# Instructions for the task:
Set every record down verbatim and omit the pictures.

— BEGIN Records provided —

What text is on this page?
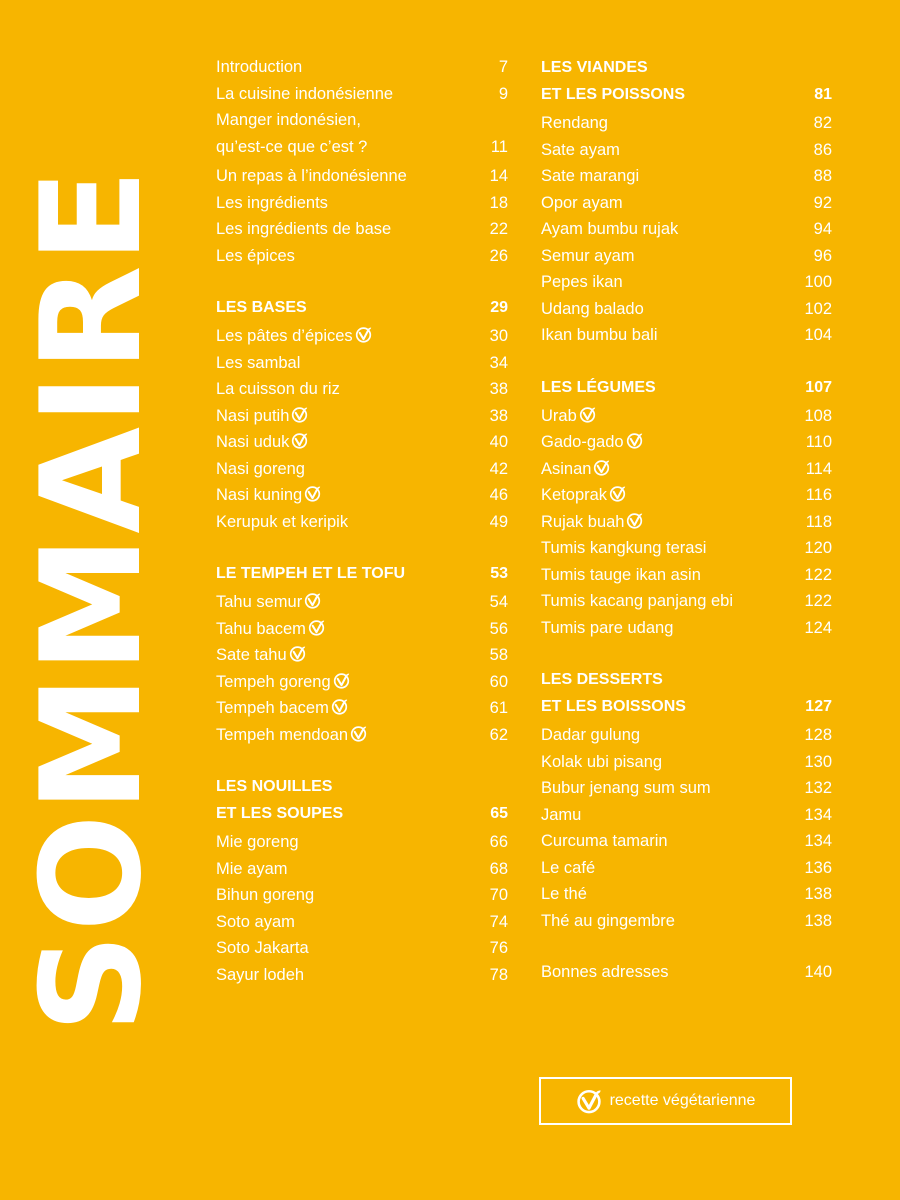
SOMMAIRE
Introduction	7
La cuisine indonésienne	9
Manger indonésien,
qu’est-ce que c’est ?	11
Un repas à l’indonésienne	14
Les ingrédients	18
Les ingrédients de base	22
Les épices	26
LES BASES	29
Les pâtes d’épices	30
Les sambal	34
La cuisson du riz	38
Nasi putih	38
Nasi uduk	40
Nasi goreng	42
Nasi kuning	46
Kerupuk et keripik	49
LE TEMPEH ET LE TOFU	53
Tahu semur	54
Tahu bacem	56
Sate tahu	58
Tempeh goreng	60
Tempeh bacem	61
Tempeh mendoan	62
LES NOUILLES
ET LES SOUPES	65
Mie goreng	66
Mie ayam	68
Bihun goreng	70
Soto ayam	74
Soto Jakarta	76
Sayur lodeh	78
LES VIANDES
ET LES POISSONS	81
Rendang	82
Sate ayam	86
Sate marangi	88
Opor ayam	92
Ayam bumbu rujak	94
Semur ayam	96
Pepes ikan	100
Udang balado	102
Ikan bumbu bali	104
LES LÉGUMES	107
Urab	108
Gado-gado	110
Asinan	114
Ketoprak	116
Rujak buah	118
Tumis kangkung terasi	120
Tumis tauge ikan asin	122
Tumis kacang panjang ebi	122
Tumis pare udang	124
LES DESSERTS
ET LES BOISSONS	127
Dadar gulung	128
Kolak ubi pisang	130
Bubur jenang sum sum	132
Jamu	134
Curcuma tamarin	134
Le café	136
Le thé	138
Thé au gingembre	138
Bonnes adresses	140
recette végétarienne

— END Records provided —

# Output for this task:
What text is on this page?
SOMMAIRE
Introduction	7
La cuisine indonésienne	9
Manger indonésien,
qu’est-ce que c’est ?	11
Un repas à l’indonésienne	14
Les ingrédients	18
Les ingrédients de base	22
Les épices	26
LES BASES	29
Les pâtes d’épices	30
Les sambal	34
La cuisson du riz	38
Nasi putih	38
Nasi uduk	40
Nasi goreng	42
Nasi kuning	46
Kerupuk et keripik	49
LE TEMPEH ET LE TOFU	53
Tahu semur	54
Tahu bacem	56
Sate tahu	58
Tempeh goreng	60
Tempeh bacem	61
Tempeh mendoan	62
LES NOUILLES
ET LES SOUPES	65
Mie goreng	66
Mie ayam	68
Bihun goreng	70
Soto ayam	74
Soto Jakarta	76
Sayur lodeh	78
LES VIANDES
ET LES POISSONS	81
Rendang	82
Sate ayam	86
Sate marangi	88
Opor ayam	92
Ayam bumbu rujak	94
Semur ayam	96
Pepes ikan	100
Udang balado	102
Ikan bumbu bali	104
LES LÉGUMES	107
Urab	108
Gado-gado	110
Asinan	114
Ketoprak	116
Rujak buah	118
Tumis kangkung terasi	120
Tumis tauge ikan asin	122
Tumis kacang panjang ebi	122
Tumis pare udang	124
LES DESSERTS
ET LES BOISSONS	127
Dadar gulung	128
Kolak ubi pisang	130
Bubur jenang sum sum	132
Jamu	134
Curcuma tamarin	134
Le café	136
Le thé	138
Thé au gingembre	138
Bonnes adresses	140
recette végétarienne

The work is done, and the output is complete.